Instructions to follow >> Filter out everything except lines holding "Правительства".

[Saved entries]
_____

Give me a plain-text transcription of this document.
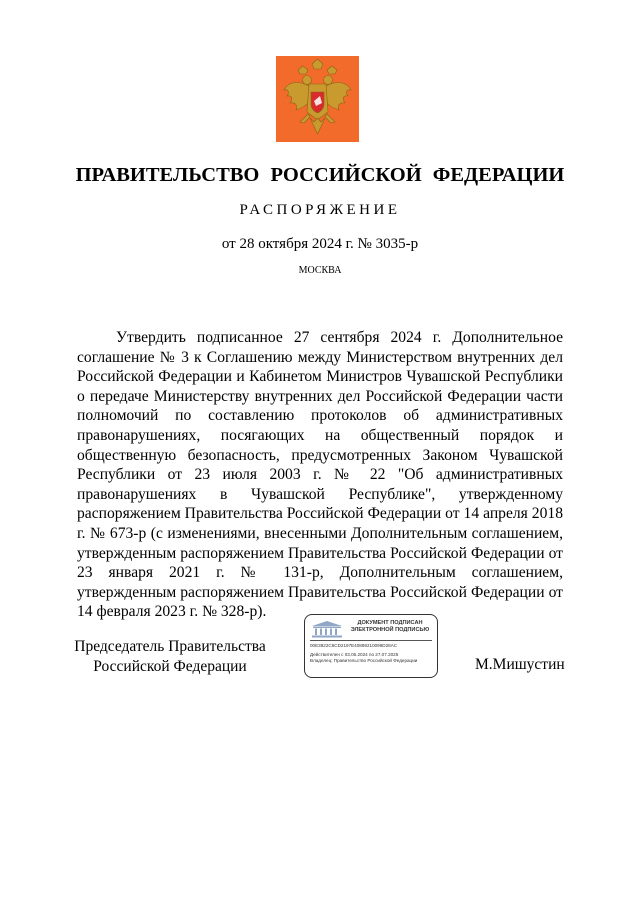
ПРАВИТЕЛЬСТВО РОССИЙСКОЙ ФЕДЕРАЦИИ
РАСПОРЯЖЕНИЕ
от 28 октября 2024 г. № 3035-р
МОСКВА
Утвердить подписанное 27 сентября 2024 г. Дополнительное соглашение № 3 к Соглашению между Министерством внутренних дел Российской Федерации и Кабинетом Министров Чувашской Республики о передаче Министерству внутренних дел Российской Федерации части полномочий по составлению протоколов об административных правонарушениях, посягающих на общественный порядок и общественную безопасность, предусмотренных Законом Чувашской Республики от 23 июля 2003 г. № 22 "Об административных правонарушениях в Чувашской Республике", утвержденному распоряжением Правительства Российской Федерации от 14 апреля 2018 г. № 673-р (с изменениями, внесенными Дополнительным соглашением, утвержденным распоряжением Правительства Российской Федерации от 23 января 2021 г. № 131-р, Дополнительным соглашением, утвержденным распоряжением Правительства Российской Федерации от 14 февраля 2023 г. № 328-р).
Председатель Правительства
Российской Федерации
ДОКУМЕНТ ПОДПИСАН
ЭЛЕКТРОННОЙ ПОДПИСЬЮ
00E3822C6CD2197E40889210099D28AC
Действителен с 03.05.2024 по 27.07.2025
Владелец: Правительство Российской Федерации	М.Мишустин
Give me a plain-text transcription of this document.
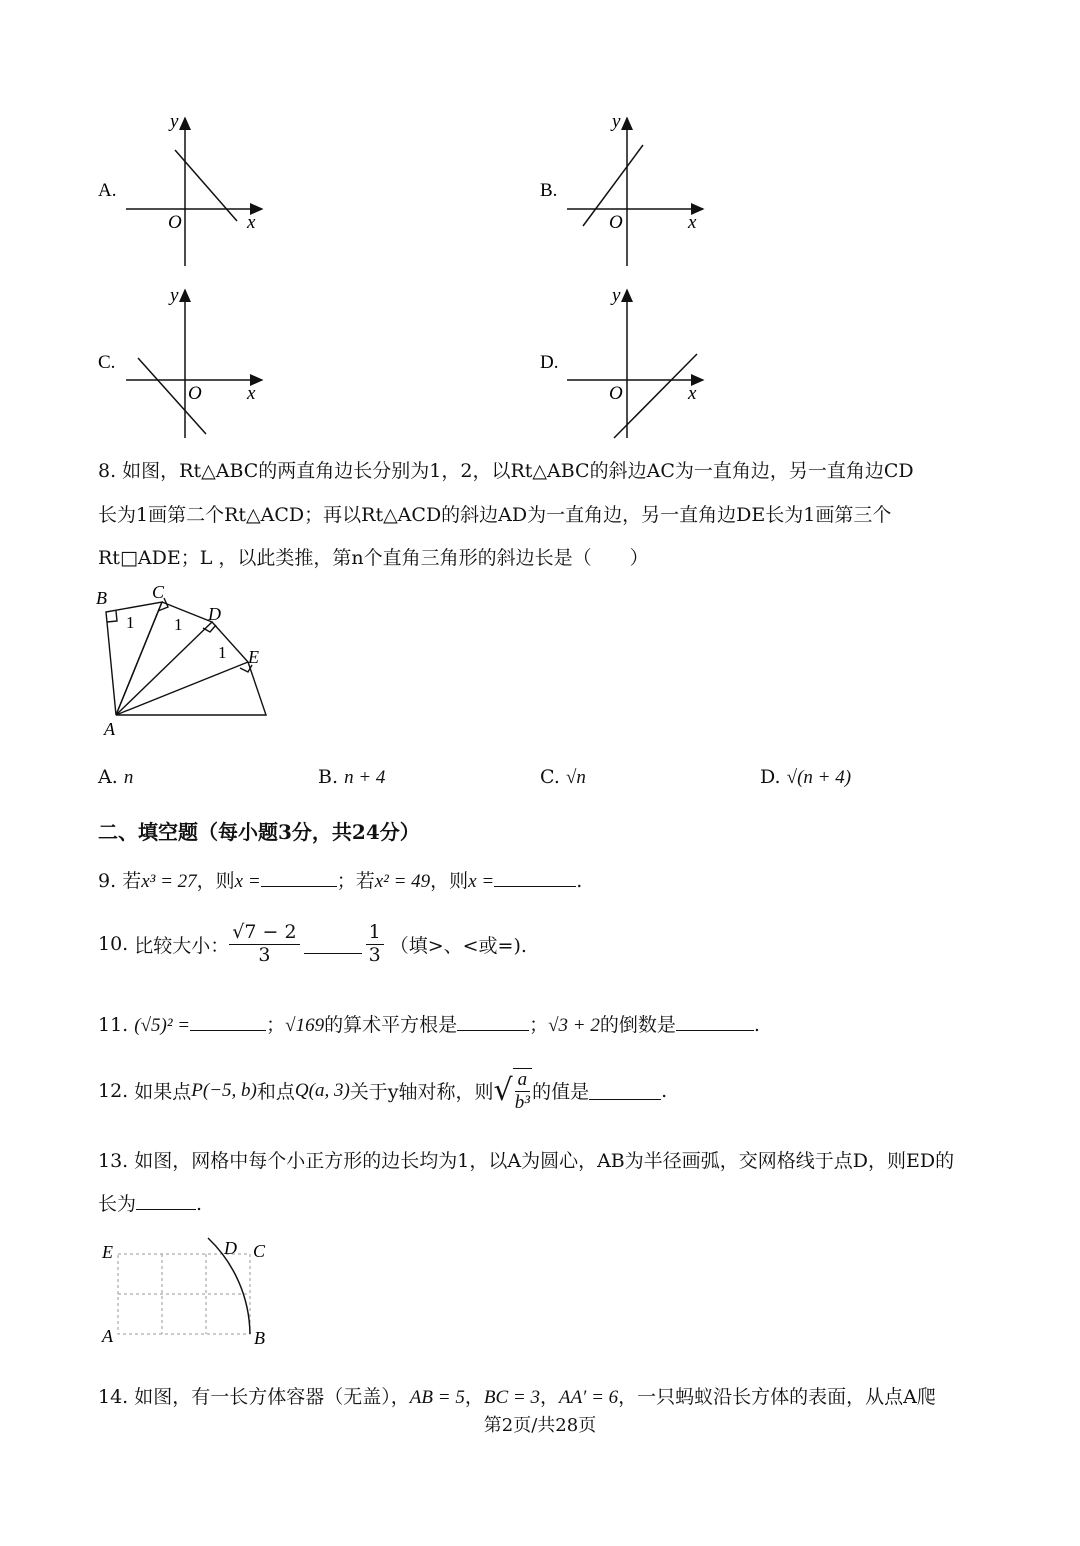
A.
y
O	x
B.
y
O	x
C.
y
O x
D.
y
O	x
8. 如图，Rt△ABC的两直角边长分别为1，2，以Rt△ABC的斜边AC为一直角边，另一直角边CD
长为1画第二个Rt△ACD；再以Rt△ACD的斜边AD为一直角边，另一直角边DE长为1画第三个
Rt□ADE；L ，以此类推，第n个直角三角形的斜边长是（　　）
B	C
D
E
A
1 1
1
A. n	B. n + 4	C. √n	D. √(n + 4)
二、填空题（每小题3分，共24分）
9. 若x³ = 27，则x =	；若x² = 49，则x =	.
10.
比较大小： $\frac{√7 - 2}{3}$	$\frac{1}{3}$
（填>、<或=).
11. (√5)² =	；√169的算术平方根是	；√3 + 2的倒数是	.
12.
如果点 P(−5, b) 和点 Q(a, 3) 关于y轴对称，则 √ $\frac{a}{\text{b³}}$ 的值是	.
13. 如图，网格中每个小正方形的边长均为1，以A为圆心，AB为半径画弧，交网格线于点D，则ED的
长为	.
E	D C
A	B
14. 如图，有一长方体容器（无盖），AB = 5，BC = 3，AA′ = 6，一只蚂蚁沿长方体的表面，从点A爬
第2页/共28页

_____

Result of the exercise >>
Утвердить подписанное 27 сентября 2024 г. Дополнительное соглашение № 3 к Соглашению между Министерством внутренних дел Российской Федерации и Кабинетом Министров Чувашской Республики о передаче Министерству внутренних дел Российской Федерации части полномочий по составлению протоколов об административных правонарушениях, посягающих на общественный порядок и общественную безопасность, предусмотренных Законом Чувашской Республики от 23 июля 2003 г. № 22 "Об административных правонарушениях в Чувашской Республике", утвержденному распоряжением Правительства Российской Федерации от 14 апреля 2018 г. № 673-р (с изменениями, внесенными Дополнительным соглашением, утвержденным распоряжением Правительства Российской Федерации от 23 января 2021 г. № 131-р, Дополнительным соглашением, утвержденным распоряжением Правительства Российской Федерации от 14 февраля 2023 г. № 328-р).
Председатель Правительства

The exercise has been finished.